• [Your task]: Give the listing again exactly, omitting its images.

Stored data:
------------
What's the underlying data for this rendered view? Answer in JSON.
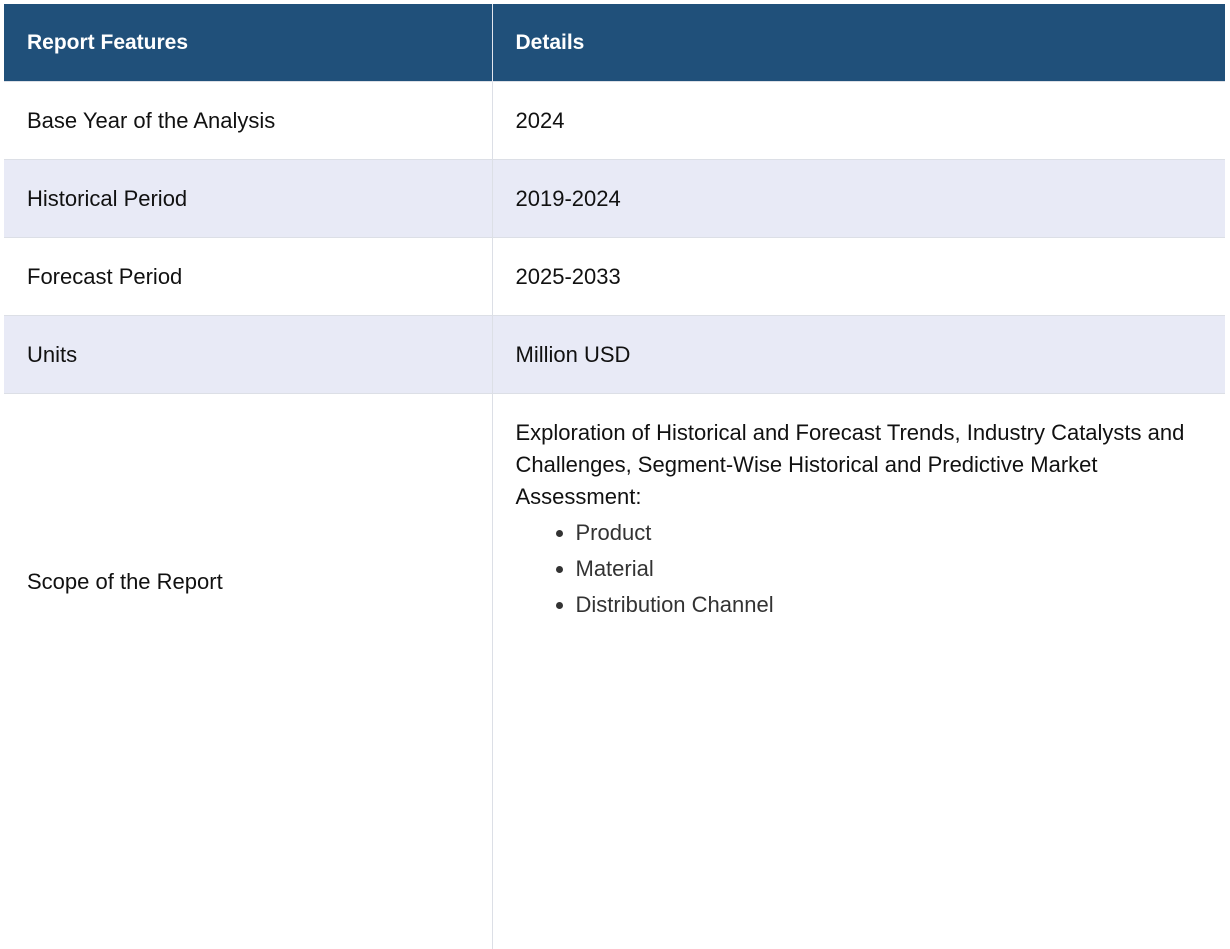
{
  "header": {
    "col1": "Report Features",
    "col2": "Details"
  },
  "rows": [
    {
      "feature": "Base Year of the Analysis",
      "detail": "2024"
    },
    {
      "feature": "Historical Period",
      "detail": "2019-2024"
    },
    {
      "feature": "Forecast Period",
      "detail": "2025-2033"
    },
    {
      "feature": "Units",
      "detail": "Million USD"
    }
  ],
  "scope": {
    "feature": "Scope of the Report",
    "intro": "Exploration of Historical and Forecast Trends, Industry Catalysts and Challenges, Segment-Wise Historical and Predictive Market Assessment:",
    "items": [
      "Product",
      "Material",
      "Distribution Channel"
    ]
  },
  "colors": {
    "header_bg": "#20507a",
    "alt_row_bg": "#e8eaf6"
  }
}
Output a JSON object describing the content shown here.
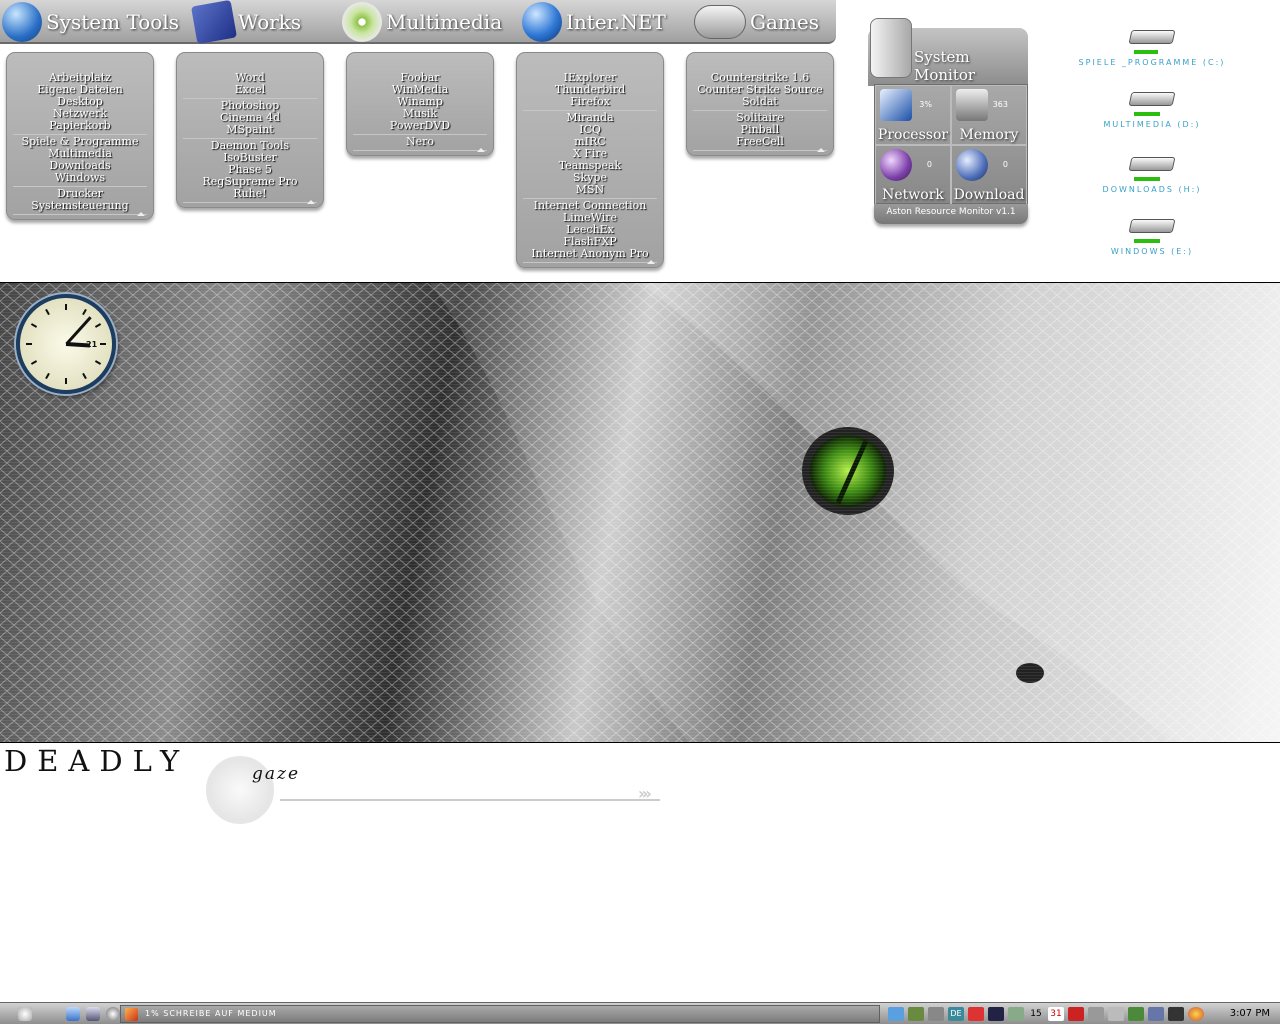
{
  "categories": [
    {
      "name": "System Tools",
      "icon": "apple-icon"
    },
    {
      "name": "Works",
      "icon": "notepad-icon"
    },
    {
      "name": "Multimedia",
      "icon": "itunes-icon"
    },
    {
      "name": "Inter.NET",
      "icon": "globe-icon"
    },
    {
      "name": "Games",
      "icon": "gamepad-icon"
    }
  ],
  "menus": {
    "system_tools": [
      [
        "Arbeitplatz",
        "Eigene Dateien",
        "Desktop",
        "Netzwerk",
        "Papierkorb"
      ],
      [
        "Spiele & Programme",
        "Multimedia",
        "Downloads",
        "Windows"
      ],
      [
        "Drucker",
        "Systemsteuerung"
      ]
    ],
    "works": [
      [
        "Word",
        "Excel"
      ],
      [
        "Photoshop",
        "Cinema 4d",
        "MSpaint"
      ],
      [
        "Daemon Tools",
        "IsoBuster",
        "Phase 5",
        "RegSupreme Pro",
        "Ruhe!"
      ]
    ],
    "multimedia": [
      [
        "Foobar",
        "WinMedia",
        "Winamp",
        "Musik",
        "PowerDVD"
      ],
      [
        "Nero"
      ]
    ],
    "internet": [
      [
        "IExplorer",
        "Thunderbird",
        "Firefox"
      ],
      [
        "Miranda",
        "ICQ",
        "mIRC",
        "X Fire",
        "Teamspeak",
        "Skype",
        "MSN"
      ],
      [
        "Internet Connection",
        "LimeWire",
        "LeechEx",
        "FlashFXP",
        "Internet Anonym Pro"
      ]
    ],
    "games": [
      [
        "Counterstrike 1.6",
        "Counter Strike Source",
        "Soldat"
      ],
      [
        "Solitaire",
        "Pinball",
        "FreeCell"
      ]
    ]
  },
  "monitor": {
    "title": "System Monitor",
    "processor": {
      "label": "Processor",
      "value": "3%"
    },
    "memory": {
      "label": "Memory",
      "value": "363"
    },
    "network": {
      "label": "Network",
      "value": "0"
    },
    "download": {
      "label": "Download",
      "value": "0"
    },
    "footer": "Aston Resource Monitor v1.1"
  },
  "drives": [
    {
      "label": "SPIELE _PROGRAMME (C:)",
      "usage": 0.5
    },
    {
      "label": "MULTIMEDIA (D:)",
      "usage": 0.55
    },
    {
      "label": "DOWNLOADS (H:)",
      "usage": 0.55
    },
    {
      "label": "WINDOWS (E:)",
      "usage": 0.55
    }
  ],
  "clock": {
    "hour": 3,
    "minute": 7,
    "date": "21"
  },
  "wallpaper": {
    "title": "DEADLY",
    "subtitle": "gaze"
  },
  "taskbar": {
    "active_task": "1% SCHREIBE AUF MEDIUM",
    "time": "3:07 PM",
    "tray_lang": "DE",
    "tray_counter": "15",
    "tray_date": "31"
  },
  "colors": {
    "accent_drive_bar": "#2bbd10",
    "drive_label": "#3aa0c8",
    "clock_border": "#1d3d60"
  }
}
------------
• [Written response]:
What's the underlying data for this rendered view? Answer in JSON.
{
  "header": {
    "col1": "Report Features",
    "col2": "Details"
  },
  "rows": [
    {
      "feature": "Base Year of the Analysis",
      "detail": "2024"
    },
    {
      "feature": "Historical Period",
      "detail": "2019-2024"
    },
    {
      "feature": "Forecast Period",
      "detail": "2025-2033"
    },
    {
      "feature": "Units",
      "detail": "Million USD"
    }
  ],
  "scope": {
    "feature": "Scope of the Report",
    "intro": "Exploration of Historical and Forecast Trends, Industry Catalysts and Challenges, Segment-Wise Historical and Predictive Market Assessment:",
    "items": [
      "Product",
      "Material",
      "Distribution Channel"
    ]
  },
  "colors": {
    "header_bg": "#20507a",
    "alt_row_bg": "#e8eaf6"
  }
}
Output a JSON object describing the content shown here.
{
  "categories": [
    {
      "name": "System Tools",
      "icon": "apple-icon"
    },
    {
      "name": "Works",
      "icon": "notepad-icon"
    },
    {
      "name": "Multimedia",
      "icon": "itunes-icon"
    },
    {
      "name": "Inter.NET",
      "icon": "globe-icon"
    },
    {
      "name": "Games",
      "icon": "gamepad-icon"
    }
  ],
  "menus": {
    "system_tools": [
      [
        "Arbeitplatz",
        "Eigene Dateien",
        "Desktop",
        "Netzwerk",
        "Papierkorb"
      ],
      [
        "Spiele & Programme",
        "Multimedia",
        "Downloads",
        "Windows"
      ],
      [
        "Drucker",
        "Systemsteuerung"
      ]
    ],
    "works": [
      [
        "Word",
        "Excel"
      ],
      [
        "Photoshop",
        "Cinema 4d",
        "MSpaint"
      ],
      [
        "Daemon Tools",
        "IsoBuster",
        "Phase 5",
        "RegSupreme Pro",
        "Ruhe!"
      ]
    ],
    "multimedia": [
      [
        "Foobar",
        "WinMedia",
        "Winamp",
        "Musik",
        "PowerDVD"
      ],
      [
        "Nero"
      ]
    ],
    "internet": [
      [
        "IExplorer",
        "Thunderbird",
        "Firefox"
      ],
      [
        "Miranda",
        "ICQ",
        "mIRC",
        "X Fire",
        "Teamspeak",
        "Skype",
        "MSN"
      ],
      [
        "Internet Connection",
        "LimeWire",
        "LeechEx",
        "FlashFXP",
        "Internet Anonym Pro"
      ]
    ],
    "games": [
      [
        "Counterstrike 1.6",
        "Counter Strike Source",
        "Soldat"
      ],
      [
        "Solitaire",
        "Pinball",
        "FreeCell"
      ]
    ]
  },
  "monitor": {
    "title": "System Monitor",
    "processor": {
      "label": "Processor",
      "value": "3%"
    },
    "memory": {
      "label": "Memory",
      "value": "363"
    },
    "network": {
      "label": "Network",
      "value": "0"
    },
    "download": {
      "label": "Download",
      "value": "0"
    },
    "footer": "Aston Resource Monitor v1.1"
  },
  "drives": [
    {
      "label": "SPIELE _PROGRAMME (C:)",
      "usage": 0.5
    },
    {
      "label": "MULTIMEDIA (D:)",
      "usage": 0.55
    },
    {
      "label": "DOWNLOADS (H:)",
      "usage": 0.55
    },
    {
      "label": "WINDOWS (E:)",
      "usage": 0.55
    }
  ],
  "clock": {
    "hour": 3,
    "minute": 7,
    "date": "21"
  },
  "wallpaper": {
    "title": "DEADLY",
    "subtitle": "gaze"
  },
  "taskbar": {
    "active_task": "1% SCHREIBE AUF MEDIUM",
    "time": "3:07 PM",
    "tray_lang": "DE",
    "tray_counter": "15",
    "tray_date": "31"
  },
  "colors": {
    "accent_drive_bar": "#2bbd10",
    "drive_label": "#3aa0c8",
    "clock_border": "#1d3d60"
  }
}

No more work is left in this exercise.